- **Objective**:
Pull out every line from the listing that has the word "note".

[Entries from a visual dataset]
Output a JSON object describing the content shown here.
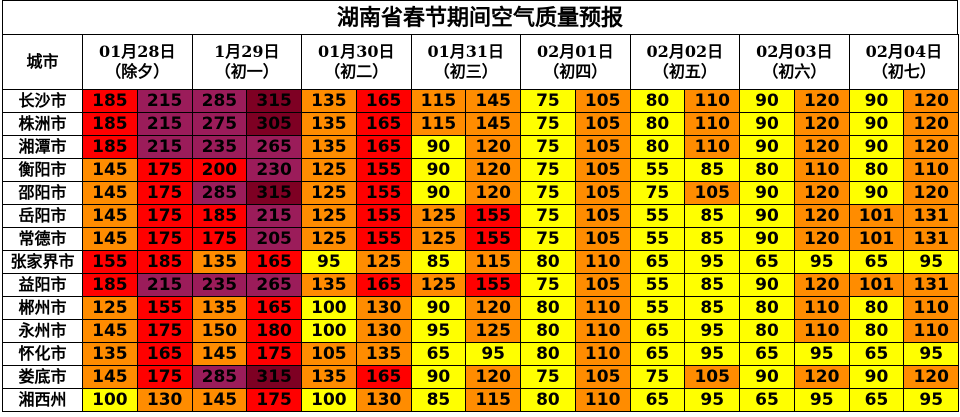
{
  "title": "湖南省春节期间空气质量预报",
  "city_header": "城市",
  "dates": [
    {
      "date": "01月28日",
      "note": "（除夕）"
    },
    {
      "date": "1月29日",
      "note": "（初一）"
    },
    {
      "date": "01月30日",
      "note": "（初二）"
    },
    {
      "date": "01月31日",
      "note": "（初三）"
    },
    {
      "date": "02月01日",
      "note": "（初四）"
    },
    {
      "date": "02月02日",
      "note": "（初五）"
    },
    {
      "date": "02月03日",
      "note": "（初六）"
    },
    {
      "date": "02月04日",
      "note": "（初七）"
    }
  ],
  "colors": {
    "good": "#ffff00",
    "light": "#ff8c00",
    "moderate": "#ff0000",
    "heavy": "#9b1c5a",
    "severe": "#7e0023"
  },
  "rows": [
    {
      "city": "长沙市",
      "values": [
        [
          185,
          215
        ],
        [
          285,
          315
        ],
        [
          135,
          165
        ],
        [
          115,
          145
        ],
        [
          75,
          105
        ],
        [
          80,
          110
        ],
        [
          90,
          120
        ],
        [
          90,
          120
        ]
      ]
    },
    {
      "city": "株洲市",
      "values": [
        [
          185,
          215
        ],
        [
          275,
          305
        ],
        [
          135,
          165
        ],
        [
          115,
          145
        ],
        [
          75,
          105
        ],
        [
          80,
          110
        ],
        [
          90,
          120
        ],
        [
          90,
          120
        ]
      ]
    },
    {
      "city": "湘潭市",
      "values": [
        [
          185,
          215
        ],
        [
          235,
          265
        ],
        [
          135,
          165
        ],
        [
          90,
          120
        ],
        [
          75,
          105
        ],
        [
          80,
          110
        ],
        [
          90,
          120
        ],
        [
          90,
          120
        ]
      ]
    },
    {
      "city": "衡阳市",
      "values": [
        [
          145,
          175
        ],
        [
          200,
          230
        ],
        [
          125,
          155
        ],
        [
          90,
          120
        ],
        [
          75,
          105
        ],
        [
          55,
          85
        ],
        [
          80,
          110
        ],
        [
          80,
          110
        ]
      ]
    },
    {
      "city": "邵阳市",
      "values": [
        [
          145,
          175
        ],
        [
          285,
          315
        ],
        [
          125,
          155
        ],
        [
          90,
          120
        ],
        [
          75,
          105
        ],
        [
          75,
          105
        ],
        [
          90,
          120
        ],
        [
          90,
          120
        ]
      ]
    },
    {
      "city": "岳阳市",
      "values": [
        [
          145,
          175
        ],
        [
          185,
          215
        ],
        [
          125,
          155
        ],
        [
          125,
          155
        ],
        [
          75,
          105
        ],
        [
          55,
          85
        ],
        [
          90,
          120
        ],
        [
          101,
          131
        ]
      ]
    },
    {
      "city": "常德市",
      "values": [
        [
          145,
          175
        ],
        [
          175,
          205
        ],
        [
          125,
          155
        ],
        [
          125,
          155
        ],
        [
          75,
          105
        ],
        [
          55,
          85
        ],
        [
          90,
          120
        ],
        [
          101,
          131
        ]
      ]
    },
    {
      "city": "张家界市",
      "values": [
        [
          155,
          185
        ],
        [
          135,
          165
        ],
        [
          95,
          125
        ],
        [
          85,
          115
        ],
        [
          80,
          110
        ],
        [
          65,
          95
        ],
        [
          65,
          95
        ],
        [
          65,
          95
        ]
      ]
    },
    {
      "city": "益阳市",
      "values": [
        [
          185,
          215
        ],
        [
          235,
          265
        ],
        [
          135,
          165
        ],
        [
          125,
          155
        ],
        [
          75,
          105
        ],
        [
          55,
          85
        ],
        [
          90,
          120
        ],
        [
          101,
          131
        ]
      ]
    },
    {
      "city": "郴州市",
      "values": [
        [
          125,
          155
        ],
        [
          135,
          165
        ],
        [
          100,
          130
        ],
        [
          90,
          120
        ],
        [
          80,
          110
        ],
        [
          55,
          85
        ],
        [
          80,
          110
        ],
        [
          80,
          110
        ]
      ]
    },
    {
      "city": "永州市",
      "values": [
        [
          145,
          175
        ],
        [
          150,
          180
        ],
        [
          100,
          130
        ],
        [
          95,
          125
        ],
        [
          80,
          110
        ],
        [
          65,
          95
        ],
        [
          80,
          110
        ],
        [
          80,
          110
        ]
      ]
    },
    {
      "city": "怀化市",
      "values": [
        [
          135,
          165
        ],
        [
          145,
          175
        ],
        [
          105,
          135
        ],
        [
          65,
          95
        ],
        [
          80,
          110
        ],
        [
          65,
          95
        ],
        [
          65,
          95
        ],
        [
          65,
          95
        ]
      ]
    },
    {
      "city": "娄底市",
      "values": [
        [
          145,
          175
        ],
        [
          285,
          315
        ],
        [
          135,
          165
        ],
        [
          90,
          120
        ],
        [
          75,
          105
        ],
        [
          75,
          105
        ],
        [
          90,
          120
        ],
        [
          90,
          120
        ]
      ]
    },
    {
      "city": "湘西州",
      "values": [
        [
          100,
          130
        ],
        [
          145,
          175
        ],
        [
          100,
          130
        ],
        [
          85,
          115
        ],
        [
          80,
          110
        ],
        [
          65,
          95
        ],
        [
          65,
          95
        ],
        [
          65,
          95
        ]
      ]
    }
  ]
}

- **Response for this exercise**:
      "note": "（除夕）"
      "note": "（初一）"
      "note": "（初二）"
      "note": "（初三）"
      "note": "（初四）"
      "note": "（初五）"
      "note": "（初六）"
      "note": "（初七）"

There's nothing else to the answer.